__Problem__. Where a line in the listing below contains the word "operating", copy that line.

Records from a data source:
▼

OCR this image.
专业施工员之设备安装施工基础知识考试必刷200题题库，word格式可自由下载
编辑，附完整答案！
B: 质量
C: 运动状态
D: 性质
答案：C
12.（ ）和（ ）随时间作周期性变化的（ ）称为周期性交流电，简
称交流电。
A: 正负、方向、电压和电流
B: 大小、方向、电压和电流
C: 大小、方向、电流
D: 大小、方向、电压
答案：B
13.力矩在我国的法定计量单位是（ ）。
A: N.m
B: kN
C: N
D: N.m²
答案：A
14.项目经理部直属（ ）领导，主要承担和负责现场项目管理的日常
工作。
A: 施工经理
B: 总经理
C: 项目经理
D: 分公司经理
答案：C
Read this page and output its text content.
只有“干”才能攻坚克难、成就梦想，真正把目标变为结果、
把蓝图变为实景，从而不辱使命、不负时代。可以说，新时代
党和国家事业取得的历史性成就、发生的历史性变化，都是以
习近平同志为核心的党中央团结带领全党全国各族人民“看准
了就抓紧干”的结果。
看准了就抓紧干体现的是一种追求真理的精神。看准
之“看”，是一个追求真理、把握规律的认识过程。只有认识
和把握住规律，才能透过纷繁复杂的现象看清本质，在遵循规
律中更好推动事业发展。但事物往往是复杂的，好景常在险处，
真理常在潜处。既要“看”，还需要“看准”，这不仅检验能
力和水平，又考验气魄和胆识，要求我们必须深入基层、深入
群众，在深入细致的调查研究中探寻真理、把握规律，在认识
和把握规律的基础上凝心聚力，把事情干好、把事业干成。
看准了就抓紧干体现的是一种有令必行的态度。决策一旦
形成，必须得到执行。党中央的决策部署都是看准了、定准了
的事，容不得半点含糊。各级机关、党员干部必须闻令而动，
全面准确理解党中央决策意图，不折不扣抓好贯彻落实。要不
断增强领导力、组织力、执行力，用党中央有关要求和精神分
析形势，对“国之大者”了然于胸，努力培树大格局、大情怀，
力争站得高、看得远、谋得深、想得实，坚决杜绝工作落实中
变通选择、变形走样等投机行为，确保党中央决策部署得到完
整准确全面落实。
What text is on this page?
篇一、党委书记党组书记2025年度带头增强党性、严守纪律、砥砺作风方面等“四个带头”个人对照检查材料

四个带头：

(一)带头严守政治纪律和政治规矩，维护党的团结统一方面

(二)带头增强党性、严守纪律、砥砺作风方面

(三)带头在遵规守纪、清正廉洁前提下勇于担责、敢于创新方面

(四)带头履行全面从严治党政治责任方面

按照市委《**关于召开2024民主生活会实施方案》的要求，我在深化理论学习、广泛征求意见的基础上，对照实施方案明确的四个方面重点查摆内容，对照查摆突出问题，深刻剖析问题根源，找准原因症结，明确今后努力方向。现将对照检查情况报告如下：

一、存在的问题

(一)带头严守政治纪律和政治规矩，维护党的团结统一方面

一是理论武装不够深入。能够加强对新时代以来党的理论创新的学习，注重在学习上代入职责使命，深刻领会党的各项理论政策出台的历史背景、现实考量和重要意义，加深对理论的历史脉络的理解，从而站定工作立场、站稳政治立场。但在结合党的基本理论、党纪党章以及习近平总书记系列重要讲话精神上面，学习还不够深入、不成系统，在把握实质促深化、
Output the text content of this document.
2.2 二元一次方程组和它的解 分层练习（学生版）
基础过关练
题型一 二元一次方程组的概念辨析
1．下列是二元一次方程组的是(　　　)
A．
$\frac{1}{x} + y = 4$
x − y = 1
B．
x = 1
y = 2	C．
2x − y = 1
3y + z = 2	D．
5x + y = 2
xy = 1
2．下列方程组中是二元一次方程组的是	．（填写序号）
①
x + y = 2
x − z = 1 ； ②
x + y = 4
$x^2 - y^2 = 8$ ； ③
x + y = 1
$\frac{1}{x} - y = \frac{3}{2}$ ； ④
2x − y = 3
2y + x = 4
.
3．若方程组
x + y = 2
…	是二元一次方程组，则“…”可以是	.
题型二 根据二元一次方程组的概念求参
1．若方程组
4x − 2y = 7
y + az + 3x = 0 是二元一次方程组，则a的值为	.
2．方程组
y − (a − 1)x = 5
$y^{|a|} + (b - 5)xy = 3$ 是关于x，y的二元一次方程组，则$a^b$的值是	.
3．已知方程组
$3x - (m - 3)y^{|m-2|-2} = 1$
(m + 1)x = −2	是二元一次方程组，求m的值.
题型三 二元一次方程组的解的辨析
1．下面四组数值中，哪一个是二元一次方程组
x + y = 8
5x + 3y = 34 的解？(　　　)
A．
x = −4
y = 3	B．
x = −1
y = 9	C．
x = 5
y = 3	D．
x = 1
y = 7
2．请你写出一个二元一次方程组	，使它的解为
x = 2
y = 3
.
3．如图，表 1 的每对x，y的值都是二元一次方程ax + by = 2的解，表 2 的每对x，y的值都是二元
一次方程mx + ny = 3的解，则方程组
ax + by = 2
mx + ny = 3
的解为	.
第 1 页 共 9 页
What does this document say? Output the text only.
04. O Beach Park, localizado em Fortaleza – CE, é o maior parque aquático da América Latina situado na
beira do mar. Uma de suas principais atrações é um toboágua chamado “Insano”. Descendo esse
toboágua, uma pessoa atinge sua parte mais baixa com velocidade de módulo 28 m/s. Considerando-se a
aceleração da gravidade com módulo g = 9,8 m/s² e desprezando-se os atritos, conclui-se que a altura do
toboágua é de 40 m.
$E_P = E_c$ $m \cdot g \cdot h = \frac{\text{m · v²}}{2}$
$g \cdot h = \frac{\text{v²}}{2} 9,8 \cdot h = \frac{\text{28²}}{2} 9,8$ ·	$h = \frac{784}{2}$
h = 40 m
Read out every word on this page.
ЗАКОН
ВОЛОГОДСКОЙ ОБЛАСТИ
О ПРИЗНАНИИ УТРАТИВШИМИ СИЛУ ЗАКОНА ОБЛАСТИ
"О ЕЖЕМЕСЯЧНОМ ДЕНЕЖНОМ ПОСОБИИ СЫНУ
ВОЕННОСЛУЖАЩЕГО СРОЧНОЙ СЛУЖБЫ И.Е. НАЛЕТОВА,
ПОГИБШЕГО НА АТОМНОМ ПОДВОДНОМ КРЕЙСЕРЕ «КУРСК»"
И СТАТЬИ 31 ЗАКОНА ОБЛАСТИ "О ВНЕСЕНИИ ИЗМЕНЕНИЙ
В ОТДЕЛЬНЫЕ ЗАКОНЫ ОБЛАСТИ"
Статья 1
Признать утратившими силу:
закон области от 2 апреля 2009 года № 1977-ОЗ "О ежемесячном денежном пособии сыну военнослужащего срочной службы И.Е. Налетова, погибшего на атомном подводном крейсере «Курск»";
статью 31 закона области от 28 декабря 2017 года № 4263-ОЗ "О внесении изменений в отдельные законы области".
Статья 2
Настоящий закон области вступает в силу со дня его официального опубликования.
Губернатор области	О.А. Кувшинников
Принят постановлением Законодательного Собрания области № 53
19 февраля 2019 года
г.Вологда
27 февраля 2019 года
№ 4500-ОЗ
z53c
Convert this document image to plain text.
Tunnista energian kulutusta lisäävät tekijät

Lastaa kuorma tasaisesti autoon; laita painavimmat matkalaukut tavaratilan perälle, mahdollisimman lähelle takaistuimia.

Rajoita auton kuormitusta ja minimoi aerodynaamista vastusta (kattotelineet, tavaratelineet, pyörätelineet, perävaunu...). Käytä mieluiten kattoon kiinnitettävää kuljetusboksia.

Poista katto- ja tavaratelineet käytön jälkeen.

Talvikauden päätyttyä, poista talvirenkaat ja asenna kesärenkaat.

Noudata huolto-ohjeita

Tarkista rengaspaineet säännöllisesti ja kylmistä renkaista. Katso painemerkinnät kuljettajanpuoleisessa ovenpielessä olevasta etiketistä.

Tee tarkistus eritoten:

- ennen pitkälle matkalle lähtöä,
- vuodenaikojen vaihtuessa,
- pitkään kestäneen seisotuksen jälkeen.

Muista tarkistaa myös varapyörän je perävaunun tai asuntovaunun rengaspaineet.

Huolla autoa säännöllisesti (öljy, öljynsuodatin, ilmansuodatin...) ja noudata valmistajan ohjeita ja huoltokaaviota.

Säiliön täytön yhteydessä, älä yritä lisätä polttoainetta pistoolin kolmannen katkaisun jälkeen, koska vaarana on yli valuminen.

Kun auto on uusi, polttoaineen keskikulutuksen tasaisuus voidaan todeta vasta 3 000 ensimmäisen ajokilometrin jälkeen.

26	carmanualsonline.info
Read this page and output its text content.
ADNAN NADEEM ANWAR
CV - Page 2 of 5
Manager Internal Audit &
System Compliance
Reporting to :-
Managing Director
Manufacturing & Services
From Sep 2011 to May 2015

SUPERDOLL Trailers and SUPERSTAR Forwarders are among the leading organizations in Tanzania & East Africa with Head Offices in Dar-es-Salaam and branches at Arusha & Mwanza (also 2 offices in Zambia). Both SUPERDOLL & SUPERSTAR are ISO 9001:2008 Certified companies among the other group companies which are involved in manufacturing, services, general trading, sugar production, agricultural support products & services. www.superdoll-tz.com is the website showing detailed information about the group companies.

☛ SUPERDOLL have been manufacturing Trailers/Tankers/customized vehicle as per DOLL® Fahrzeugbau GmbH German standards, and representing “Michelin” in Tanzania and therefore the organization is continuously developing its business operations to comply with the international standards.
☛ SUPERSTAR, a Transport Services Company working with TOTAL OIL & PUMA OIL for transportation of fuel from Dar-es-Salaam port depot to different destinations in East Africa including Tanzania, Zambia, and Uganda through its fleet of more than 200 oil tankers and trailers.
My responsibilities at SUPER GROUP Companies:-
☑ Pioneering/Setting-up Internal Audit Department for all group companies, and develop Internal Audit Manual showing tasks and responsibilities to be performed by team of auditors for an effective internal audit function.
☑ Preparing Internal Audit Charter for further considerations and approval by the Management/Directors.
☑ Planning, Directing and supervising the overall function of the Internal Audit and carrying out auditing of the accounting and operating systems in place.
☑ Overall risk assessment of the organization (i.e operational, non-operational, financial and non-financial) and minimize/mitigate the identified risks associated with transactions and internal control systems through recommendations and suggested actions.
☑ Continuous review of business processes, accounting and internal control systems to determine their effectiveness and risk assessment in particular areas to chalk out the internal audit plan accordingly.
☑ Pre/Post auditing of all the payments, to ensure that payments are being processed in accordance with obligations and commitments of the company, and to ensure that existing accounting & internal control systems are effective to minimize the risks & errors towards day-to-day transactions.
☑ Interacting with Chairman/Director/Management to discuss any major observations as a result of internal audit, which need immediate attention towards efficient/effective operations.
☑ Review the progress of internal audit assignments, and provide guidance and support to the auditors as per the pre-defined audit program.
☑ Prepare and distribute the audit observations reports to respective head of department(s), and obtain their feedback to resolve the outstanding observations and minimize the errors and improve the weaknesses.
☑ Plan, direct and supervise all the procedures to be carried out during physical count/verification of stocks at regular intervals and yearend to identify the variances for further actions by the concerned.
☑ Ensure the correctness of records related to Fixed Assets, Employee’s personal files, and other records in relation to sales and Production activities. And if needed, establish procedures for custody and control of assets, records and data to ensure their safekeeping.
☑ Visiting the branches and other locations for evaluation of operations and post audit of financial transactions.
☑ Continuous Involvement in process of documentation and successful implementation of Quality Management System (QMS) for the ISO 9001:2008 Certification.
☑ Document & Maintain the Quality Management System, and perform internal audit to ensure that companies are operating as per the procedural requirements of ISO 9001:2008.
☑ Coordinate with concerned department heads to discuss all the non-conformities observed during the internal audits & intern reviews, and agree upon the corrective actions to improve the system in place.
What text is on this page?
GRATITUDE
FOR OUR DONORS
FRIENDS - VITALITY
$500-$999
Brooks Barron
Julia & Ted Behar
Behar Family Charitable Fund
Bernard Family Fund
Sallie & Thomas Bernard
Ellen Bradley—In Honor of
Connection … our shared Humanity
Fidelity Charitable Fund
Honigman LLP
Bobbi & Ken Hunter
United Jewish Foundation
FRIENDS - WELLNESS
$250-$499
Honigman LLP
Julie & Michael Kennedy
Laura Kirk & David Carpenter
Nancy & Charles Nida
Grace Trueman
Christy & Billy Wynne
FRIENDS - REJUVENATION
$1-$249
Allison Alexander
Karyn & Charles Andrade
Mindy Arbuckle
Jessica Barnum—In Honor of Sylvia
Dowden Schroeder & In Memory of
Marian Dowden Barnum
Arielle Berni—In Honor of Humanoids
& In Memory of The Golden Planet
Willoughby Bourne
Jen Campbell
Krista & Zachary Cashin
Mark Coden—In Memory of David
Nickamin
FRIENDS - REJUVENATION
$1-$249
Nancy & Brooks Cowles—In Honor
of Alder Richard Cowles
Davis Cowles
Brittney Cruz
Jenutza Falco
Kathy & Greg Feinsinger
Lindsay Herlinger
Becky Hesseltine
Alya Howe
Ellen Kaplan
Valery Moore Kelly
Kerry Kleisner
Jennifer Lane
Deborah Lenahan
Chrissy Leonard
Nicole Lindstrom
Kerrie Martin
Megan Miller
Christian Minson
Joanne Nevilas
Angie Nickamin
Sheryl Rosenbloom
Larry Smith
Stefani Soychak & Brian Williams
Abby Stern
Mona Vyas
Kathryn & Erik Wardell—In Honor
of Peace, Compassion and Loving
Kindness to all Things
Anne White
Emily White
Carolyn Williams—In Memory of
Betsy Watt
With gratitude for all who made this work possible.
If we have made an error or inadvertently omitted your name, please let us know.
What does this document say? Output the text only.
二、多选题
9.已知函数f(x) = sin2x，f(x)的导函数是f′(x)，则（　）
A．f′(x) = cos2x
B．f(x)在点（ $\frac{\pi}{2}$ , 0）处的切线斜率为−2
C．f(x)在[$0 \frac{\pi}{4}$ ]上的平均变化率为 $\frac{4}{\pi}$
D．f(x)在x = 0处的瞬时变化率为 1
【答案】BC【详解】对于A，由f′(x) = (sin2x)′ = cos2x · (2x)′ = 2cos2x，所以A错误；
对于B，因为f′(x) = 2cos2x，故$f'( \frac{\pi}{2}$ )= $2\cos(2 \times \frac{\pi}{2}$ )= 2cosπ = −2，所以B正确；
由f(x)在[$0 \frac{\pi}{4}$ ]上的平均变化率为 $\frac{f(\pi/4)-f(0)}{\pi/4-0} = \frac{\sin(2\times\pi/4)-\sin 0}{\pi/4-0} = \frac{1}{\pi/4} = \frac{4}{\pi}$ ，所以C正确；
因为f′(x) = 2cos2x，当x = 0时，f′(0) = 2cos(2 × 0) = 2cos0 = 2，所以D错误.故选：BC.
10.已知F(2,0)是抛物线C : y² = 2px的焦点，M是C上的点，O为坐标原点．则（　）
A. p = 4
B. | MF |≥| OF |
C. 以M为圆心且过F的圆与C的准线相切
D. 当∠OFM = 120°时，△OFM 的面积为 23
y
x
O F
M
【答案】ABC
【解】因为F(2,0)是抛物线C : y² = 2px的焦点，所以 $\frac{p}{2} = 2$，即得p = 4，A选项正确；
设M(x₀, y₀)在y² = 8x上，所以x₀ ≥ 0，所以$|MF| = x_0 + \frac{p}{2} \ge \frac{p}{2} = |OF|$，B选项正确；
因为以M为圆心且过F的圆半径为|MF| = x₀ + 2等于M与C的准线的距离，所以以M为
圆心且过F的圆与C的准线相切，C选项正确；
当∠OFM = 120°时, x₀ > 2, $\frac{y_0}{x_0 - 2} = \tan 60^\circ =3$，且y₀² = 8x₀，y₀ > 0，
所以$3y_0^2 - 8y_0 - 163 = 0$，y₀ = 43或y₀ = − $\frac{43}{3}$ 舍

▲

__Reply to the exercise__.
☑ Planning, Directing and supervising the overall function of the Internal Audit and carrying out auditing of the accounting and operating systems in place.
☑ Document & Maintain the Quality Management System, and perform internal audit to ensure that companies are operating as per the procedural requirements of ISO 9001:2008.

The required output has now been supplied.